◆ Given instruction
Among the entries below, find the lines with "color" and copy them.

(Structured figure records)
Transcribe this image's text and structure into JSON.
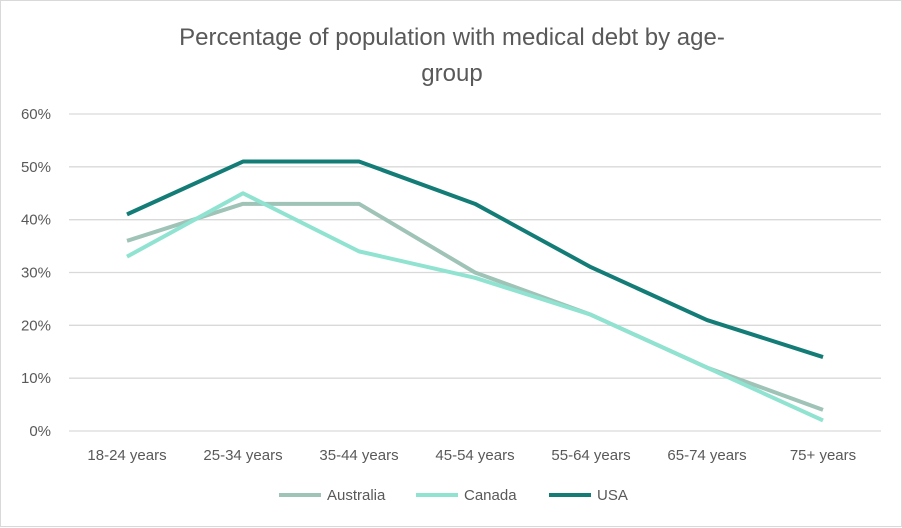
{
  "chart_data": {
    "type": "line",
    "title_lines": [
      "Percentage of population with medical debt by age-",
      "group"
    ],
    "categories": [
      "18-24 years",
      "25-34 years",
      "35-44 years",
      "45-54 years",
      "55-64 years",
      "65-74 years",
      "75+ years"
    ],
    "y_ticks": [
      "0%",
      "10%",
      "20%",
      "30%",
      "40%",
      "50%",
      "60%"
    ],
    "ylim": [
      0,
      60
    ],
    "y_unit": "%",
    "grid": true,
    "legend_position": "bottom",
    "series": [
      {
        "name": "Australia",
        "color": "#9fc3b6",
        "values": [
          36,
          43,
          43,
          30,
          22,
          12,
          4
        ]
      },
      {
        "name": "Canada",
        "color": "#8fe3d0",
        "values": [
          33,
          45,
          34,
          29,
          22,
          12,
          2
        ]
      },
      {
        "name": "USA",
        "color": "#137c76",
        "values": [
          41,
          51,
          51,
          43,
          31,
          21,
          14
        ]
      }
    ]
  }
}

◆ Solution to this exercise
        "color": "#9fc3b6",
        "color": "#8fe3d0",
        "color": "#137c76",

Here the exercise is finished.